**PROBLEM 1**
In the Kualoa Ranch case passage, what made Mitchell's May 16, 2013 filing indicate a claim to Parcel 13?
**PROBLEM 2**
List every calendar date that appears in the Kualoa Ranch case passage.

**EXCERPTED PASSAGE**

■ ■ ■ ■ ■

Mitchell was not named in the First Amended Complaint, but she appeared in the case in response to a summons by publication. Mitchell made her first appearance at a return hearing held by the Circuit Court on April 30, 2013. Also on April 30, 2013, Mitchell along with several other individuals described as "Sovereign NAHOLOWAA (k) aka NAHOLOAA and heirs including: ... Kaui (K) and hiers [sic]" filed a joint response to Kualoa Ranch's First Amended Complaint.
On May 16, 2013, Mitchell filed another document in the Circuit Court asserting that she is a descendant of the Kaui lineage and one of the heirs to the Kaui land. This indicated a claim with respect to Parcel 13.
On August 8, 2013, Kualoa Ranch filed a Motion for Summary Judgment as to Parcel 13, stating, inter alia, that "[a]ll persons have defaulted and thereby relinquished possible claims, except for Pro se Defendants August K. Cambra, Jr., Stella R. Maka, Amelia Gora, John H. Kahele, Mary Ellen K. Malabey, Loren Andrade, May Villacruzes, Verna Schubert, Juliana Sampoang, Layla U, Kaehu, Phoebe P. Lopes, Madeline L. Maiava, Gail H. Watts, Filsann K. Kamakeaina, Clara Gonzaga, Lizzie Kaima Kaina Davis, May Warren, Linda K.H. Kamai, Lily Burke, Kuulei N. Mitchell, Layla U. Burke, James Pua Kaai, Darlene K. Vaai, Lyle K. Rodrigues, Melvin K. Rodrigues, Leilehualani K. Kane, Wincyceslau D. Lorenzo aka Kamehameha VI, Dawn K. Wasson, Priscilla Luka Ululani Kahele, Karen Lehia Nihipali, Shirley Nalani Vasquez and Herbert Paku[.]" (Emphasis added). Mitchell and other defendants filed documents in opposition to the summary judgment motion.
On December 31, 2013, Kualoa Ranch filed a motion for summary judgment regarding Parcels 8 and 10. Mitchell opposed this motion as well.
On January 16, 2014, the Circuit Court issued an order granting summary judgment in favor of Kualoa Ranch and against those claiming title to Parcel 13, including Mitchell. Mitchell filed two motions for reconsideration of the January 16, 2014 summary judgment order, both of which were denied. On March 28, 2014, the Circuit Court issued an order granting summary judgment in favor of Kualoa Ranch regarding Parcels 8 and 10 and against most remaining defendants, including Mitchell. The order indicated that the claims of two other defendants, Priscilla L.U. Kahele and Hiram K. Kahele, Jr., would be resolved at a later time. Subsequently, the record reflects that the Circuit Court resolved the claims regarding Priscilla L.U. Kahele and Hiram K. Kahele, Jr.

■ ■ ■ ■ ■

**SUPPLIED MATERIAL**
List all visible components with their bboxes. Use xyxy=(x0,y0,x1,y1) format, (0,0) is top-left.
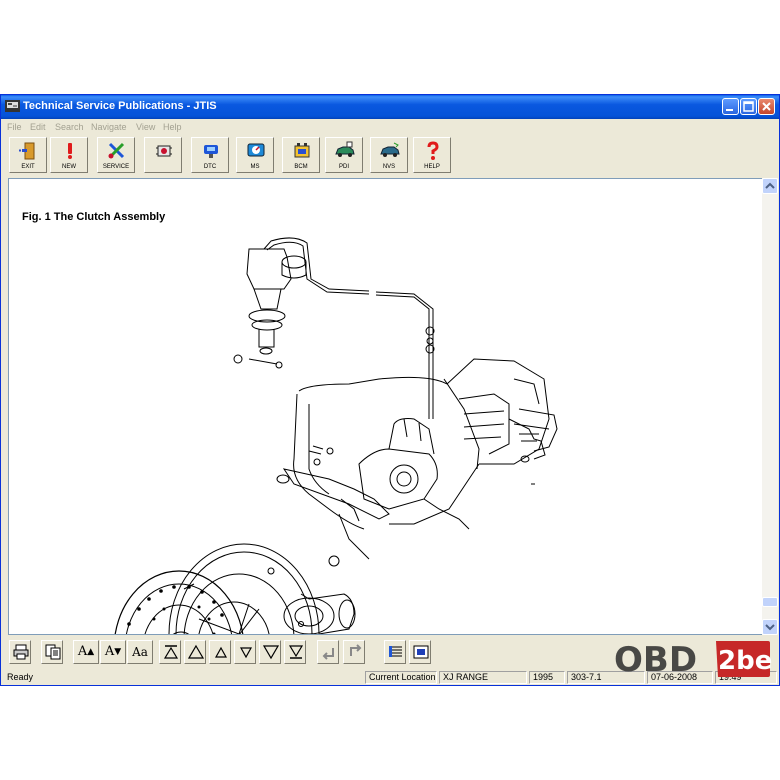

■ ■ ■ ■ ■

**WRITTEN RESPONSE 1**
In that filing, Mitchell asserted that she is a descendant of the Kaui lineage and one of the heirs to the Kaui land. That assertion is what indicated a claim to Parcel 13.

**WRITTEN RESPONSE 2**
- April 30, 2013
- May 16, 2013
- August 8, 2013
- December 31, 2013
- January 16, 2014
- March 28, 2014